SET PROBLEM:
In the material below, the lines containing the word "source" are required; copy each of them.

- - - - - - -

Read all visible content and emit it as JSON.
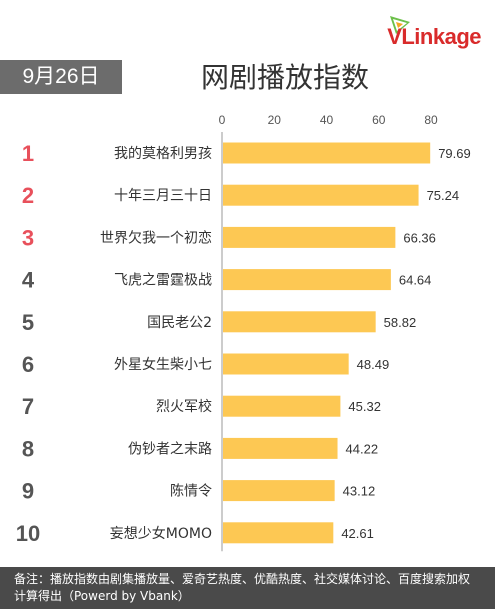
{
  "logo": {
    "text": "VLinkage"
  },
  "date_badge": "9月26日",
  "title": "网剧播放指数",
  "footer_note": "备注：播放指数由剧集播放量、爱奇艺热度、优酷热度、社交媒体讨论、百度搜索加权计算得出（Powerd by Vbank）",
  "colors": {
    "bar": "#FDC853",
    "rank_top": "#E8505B",
    "rank_other": "#555555",
    "axis": "#999999"
  },
  "chart_data": {
    "type": "bar",
    "orientation": "horizontal",
    "ranks": [
      "1",
      "2",
      "3",
      "4",
      "5",
      "6",
      "7",
      "8",
      "9",
      "10"
    ],
    "categories": [
      "我的莫格利男孩",
      "十年三月三十日",
      "世界欠我一个初恋",
      "飞虎之雷霆极战",
      "国民老公2",
      "外星女生柴小七",
      "烈火军校",
      "伪钞者之末路",
      "陈情令",
      "妄想少女MOMO"
    ],
    "values": [
      79.69,
      75.24,
      66.36,
      64.64,
      58.82,
      48.49,
      45.32,
      44.22,
      43.12,
      42.61
    ],
    "x_ticks": [
      0,
      20,
      40,
      60,
      80
    ],
    "xlim": [
      0,
      80
    ],
    "grid": false
  }
}
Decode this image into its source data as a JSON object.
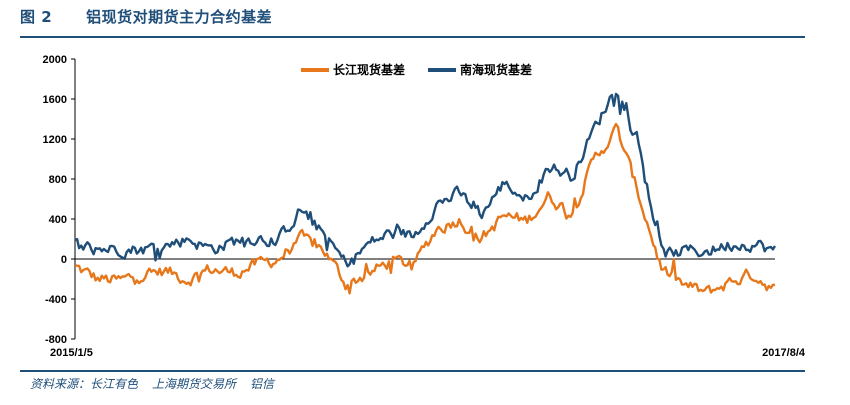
{
  "header": {
    "fig_num": "图 2",
    "title": "铝现货对期货主力合约基差"
  },
  "source": {
    "label": "资料来源：长江有色",
    "items": [
      "上海期货交易所",
      "铝信"
    ]
  },
  "colors": {
    "changjiang": "#e6771b",
    "nanhai": "#1f4e79",
    "axis": "#000000"
  },
  "chart_data": {
    "type": "line",
    "title": "铝现货对期货主力合约基差",
    "xlabel": "",
    "ylabel": "",
    "ylim": [
      -800,
      2000
    ],
    "yticks": [
      2000,
      1600,
      1200,
      800,
      400,
      0,
      -400,
      -800
    ],
    "xlim": [
      "2015/1/5",
      "2017/8/4"
    ],
    "x_tick_labels": [
      "2015/1/5",
      "2017/8/4"
    ],
    "legend_position": "top-center",
    "grid": false,
    "x": [
      "2015-01",
      "2015-02",
      "2015-03",
      "2015-04",
      "2015-05",
      "2015-06",
      "2015-07",
      "2015-08",
      "2015-09",
      "2015-10",
      "2015-11",
      "2015-12",
      "2016-01",
      "2016-02",
      "2016-03",
      "2016-04",
      "2016-05",
      "2016-06",
      "2016-07",
      "2016-08",
      "2016-09",
      "2016-10",
      "2016-11",
      "2016-12",
      "2017-01",
      "2017-02",
      "2017-03",
      "2017-04",
      "2017-05",
      "2017-06",
      "2017-07",
      "2017-08"
    ],
    "series": [
      {
        "name": "长江现货基差",
        "values": [
          -80,
          -200,
          -220,
          -150,
          -120,
          -200,
          -100,
          -140,
          -60,
          0,
          200,
          100,
          -250,
          -150,
          -20,
          -60,
          300,
          400,
          200,
          430,
          380,
          630,
          450,
          1000,
          1300,
          620,
          -110,
          -270,
          -340,
          -230,
          -150,
          -300
        ]
      },
      {
        "name": "南海现货基差",
        "values": [
          150,
          100,
          110,
          100,
          130,
          210,
          100,
          170,
          220,
          180,
          500,
          250,
          -50,
          150,
          260,
          230,
          550,
          650,
          450,
          760,
          600,
          930,
          830,
          1300,
          1740,
          1100,
          30,
          80,
          80,
          150,
          160,
          80
        ]
      }
    ]
  }
}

- - - - - - -

RESPONSE TO THIS TASK:
Decode this image into its source data as a JSON object.
  "source": {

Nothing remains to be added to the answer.